──────── LISTED RECORDS ────────

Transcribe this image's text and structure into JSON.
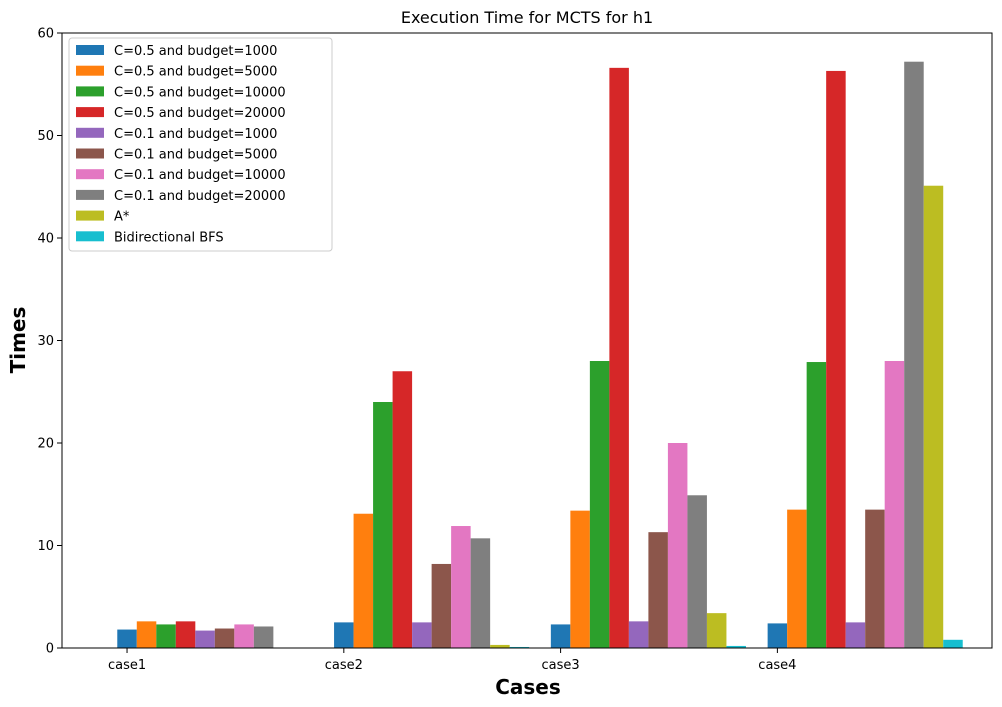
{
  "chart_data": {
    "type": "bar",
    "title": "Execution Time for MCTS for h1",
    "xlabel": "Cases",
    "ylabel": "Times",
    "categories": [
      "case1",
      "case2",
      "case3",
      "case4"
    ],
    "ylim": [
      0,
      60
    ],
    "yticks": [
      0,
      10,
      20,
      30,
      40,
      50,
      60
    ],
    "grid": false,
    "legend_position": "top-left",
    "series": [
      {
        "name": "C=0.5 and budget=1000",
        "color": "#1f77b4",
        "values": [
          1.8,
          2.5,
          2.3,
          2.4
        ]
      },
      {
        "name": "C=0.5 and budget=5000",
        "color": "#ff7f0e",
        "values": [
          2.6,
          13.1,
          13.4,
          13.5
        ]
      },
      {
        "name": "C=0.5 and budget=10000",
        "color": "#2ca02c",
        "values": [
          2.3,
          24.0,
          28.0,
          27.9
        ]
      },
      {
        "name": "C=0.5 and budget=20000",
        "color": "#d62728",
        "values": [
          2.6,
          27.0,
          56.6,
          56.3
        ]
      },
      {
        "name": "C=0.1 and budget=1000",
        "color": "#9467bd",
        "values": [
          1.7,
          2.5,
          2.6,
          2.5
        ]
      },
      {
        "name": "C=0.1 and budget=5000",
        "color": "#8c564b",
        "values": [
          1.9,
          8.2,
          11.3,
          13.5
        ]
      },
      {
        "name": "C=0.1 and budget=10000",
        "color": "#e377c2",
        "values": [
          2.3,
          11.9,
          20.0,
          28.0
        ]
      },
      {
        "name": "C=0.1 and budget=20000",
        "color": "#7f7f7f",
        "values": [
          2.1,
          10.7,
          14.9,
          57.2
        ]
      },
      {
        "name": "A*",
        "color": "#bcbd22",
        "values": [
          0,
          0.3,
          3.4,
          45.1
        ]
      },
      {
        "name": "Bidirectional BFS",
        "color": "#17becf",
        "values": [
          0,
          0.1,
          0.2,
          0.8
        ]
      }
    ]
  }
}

────────

**PROBLEM**:
Look through the data and show every line containing "budget".

**RESPONSE**:
        "name": "C=0.5 and budget=1000",
        "name": "C=0.5 and budget=5000",
        "name": "C=0.5 and budget=10000",
        "name": "C=0.5 and budget=20000",
        "name": "C=0.1 and budget=1000",
        "name": "C=0.1 and budget=5000",
        "name": "C=0.1 and budget=10000",
        "name": "C=0.1 and budget=20000",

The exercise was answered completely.